## DESCRIPTION OF THE TASK
Restate the entries below verbatim.

## Stored data
-*-*-

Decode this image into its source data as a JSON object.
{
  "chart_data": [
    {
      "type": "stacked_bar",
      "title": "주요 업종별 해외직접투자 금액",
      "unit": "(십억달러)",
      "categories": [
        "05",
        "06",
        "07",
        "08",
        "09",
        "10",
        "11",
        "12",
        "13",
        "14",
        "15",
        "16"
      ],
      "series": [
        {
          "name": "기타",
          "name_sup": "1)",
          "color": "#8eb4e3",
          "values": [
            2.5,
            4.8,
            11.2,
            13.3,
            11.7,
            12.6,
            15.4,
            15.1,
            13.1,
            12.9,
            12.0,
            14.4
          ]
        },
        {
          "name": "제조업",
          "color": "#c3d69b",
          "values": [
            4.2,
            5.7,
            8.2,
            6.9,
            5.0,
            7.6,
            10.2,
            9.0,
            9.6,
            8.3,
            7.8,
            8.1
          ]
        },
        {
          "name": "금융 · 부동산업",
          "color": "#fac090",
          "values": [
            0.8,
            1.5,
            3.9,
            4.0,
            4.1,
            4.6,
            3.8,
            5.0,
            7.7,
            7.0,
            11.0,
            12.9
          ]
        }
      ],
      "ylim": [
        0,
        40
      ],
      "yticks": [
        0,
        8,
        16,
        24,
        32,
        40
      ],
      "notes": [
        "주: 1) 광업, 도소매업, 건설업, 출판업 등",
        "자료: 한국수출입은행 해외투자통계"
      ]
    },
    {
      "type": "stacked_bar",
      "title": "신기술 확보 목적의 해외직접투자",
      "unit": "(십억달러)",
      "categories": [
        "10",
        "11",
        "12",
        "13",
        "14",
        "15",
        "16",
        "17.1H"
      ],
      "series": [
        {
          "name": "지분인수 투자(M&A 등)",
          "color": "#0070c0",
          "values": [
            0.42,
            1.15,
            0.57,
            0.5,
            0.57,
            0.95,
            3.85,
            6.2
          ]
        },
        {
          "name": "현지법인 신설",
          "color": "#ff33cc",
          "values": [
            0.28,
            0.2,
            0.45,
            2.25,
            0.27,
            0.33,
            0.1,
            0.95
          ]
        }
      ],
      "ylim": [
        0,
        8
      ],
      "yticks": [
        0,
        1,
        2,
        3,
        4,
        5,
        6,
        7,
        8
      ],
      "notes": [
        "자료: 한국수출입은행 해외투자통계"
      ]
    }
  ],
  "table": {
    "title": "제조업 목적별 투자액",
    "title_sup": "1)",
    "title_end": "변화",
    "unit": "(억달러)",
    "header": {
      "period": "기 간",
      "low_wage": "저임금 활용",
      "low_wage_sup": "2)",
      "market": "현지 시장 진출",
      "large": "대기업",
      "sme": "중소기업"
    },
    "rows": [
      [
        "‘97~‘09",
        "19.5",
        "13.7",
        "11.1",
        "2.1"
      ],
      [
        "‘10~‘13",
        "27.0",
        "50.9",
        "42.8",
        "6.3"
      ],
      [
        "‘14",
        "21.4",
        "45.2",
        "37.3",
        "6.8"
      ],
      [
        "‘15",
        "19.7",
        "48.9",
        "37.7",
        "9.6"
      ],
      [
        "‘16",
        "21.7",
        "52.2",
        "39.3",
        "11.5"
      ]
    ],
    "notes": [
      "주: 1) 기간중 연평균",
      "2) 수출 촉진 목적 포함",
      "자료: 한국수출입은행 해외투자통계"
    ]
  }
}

-*-*-

## OUTPUT FOR THIS EXERCISE
Decode this image into its source data as a JSON object.
{
  "chart_data": [
    {
      "type": "stacked_bar",
      "title": "주요 업종별 해외직접투자 금액",
      "unit": "(십억달러)",
      "categories": [
        "05",
        "06",
        "07",
        "08",
        "09",
        "10",
        "11",
        "12",
        "13",
        "14",
        "15",
        "16"
      ],
      "series": [
        {
          "name": "기타",
          "name_sup": "1)",
          "color": "#8eb4e3",
          "values": [
            2.5,
            4.8,
            11.2,
            13.3,
            11.7,
            12.6,
            15.4,
            15.1,
            13.1,
            12.9,
            12.0,
            14.4
          ]
        },
        {
          "name": "제조업",
          "color": "#c3d69b",
          "values": [
            4.2,
            5.7,
            8.2,
            6.9,
            5.0,
            7.6,
            10.2,
            9.0,
            9.6,
            8.3,
            7.8,
            8.1
          ]
        },
        {
          "name": "금융 · 부동산업",
          "color": "#fac090",
          "values": [
            0.8,
            1.5,
            3.9,
            4.0,
            4.1,
            4.6,
            3.8,
            5.0,
            7.7,
            7.0,
            11.0,
            12.9
          ]
        }
      ],
      "ylim": [
        0,
        40
      ],
      "yticks": [
        0,
        8,
        16,
        24,
        32,
        40
      ],
      "notes": [
        "주: 1) 광업, 도소매업, 건설업, 출판업 등",
        "자료: 한국수출입은행 해외투자통계"
      ]
    },
    {
      "type": "stacked_bar",
      "title": "신기술 확보 목적의 해외직접투자",
      "unit": "(십억달러)",
      "categories": [
        "10",
        "11",
        "12",
        "13",
        "14",
        "15",
        "16",
        "17.1H"
      ],
      "series": [
        {
          "name": "지분인수 투자(M&A 등)",
          "color": "#0070c0",
          "values": [
            0.42,
            1.15,
            0.57,
            0.5,
            0.57,
            0.95,
            3.85,
            6.2
          ]
        },
        {
          "name": "현지법인 신설",
          "color": "#ff33cc",
          "values": [
            0.28,
            0.2,
            0.45,
            2.25,
            0.27,
            0.33,
            0.1,
            0.95
          ]
        }
      ],
      "ylim": [
        0,
        8
      ],
      "yticks": [
        0,
        1,
        2,
        3,
        4,
        5,
        6,
        7,
        8
      ],
      "notes": [
        "자료: 한국수출입은행 해외투자통계"
      ]
    }
  ],
  "table": {
    "title": "제조업 목적별 투자액",
    "title_sup": "1)",
    "title_end": "변화",
    "unit": "(억달러)",
    "header": {
      "period": "기 간",
      "low_wage": "저임금 활용",
      "low_wage_sup": "2)",
      "market": "현지 시장 진출",
      "large": "대기업",
      "sme": "중소기업"
    },
    "rows": [
      [
        "‘97~‘09",
        "19.5",
        "13.7",
        "11.1",
        "2.1"
      ],
      [
        "‘10~‘13",
        "27.0",
        "50.9",
        "42.8",
        "6.3"
      ],
      [
        "‘14",
        "21.4",
        "45.2",
        "37.3",
        "6.8"
      ],
      [
        "‘15",
        "19.7",
        "48.9",
        "37.7",
        "9.6"
      ],
      [
        "‘16",
        "21.7",
        "52.2",
        "39.3",
        "11.5"
      ]
    ],
    "notes": [
      "주: 1) 기간중 연평균",
      "2) 수출 촉진 목적 포함",
      "자료: 한국수출입은행 해외투자통계"
    ]
  }
}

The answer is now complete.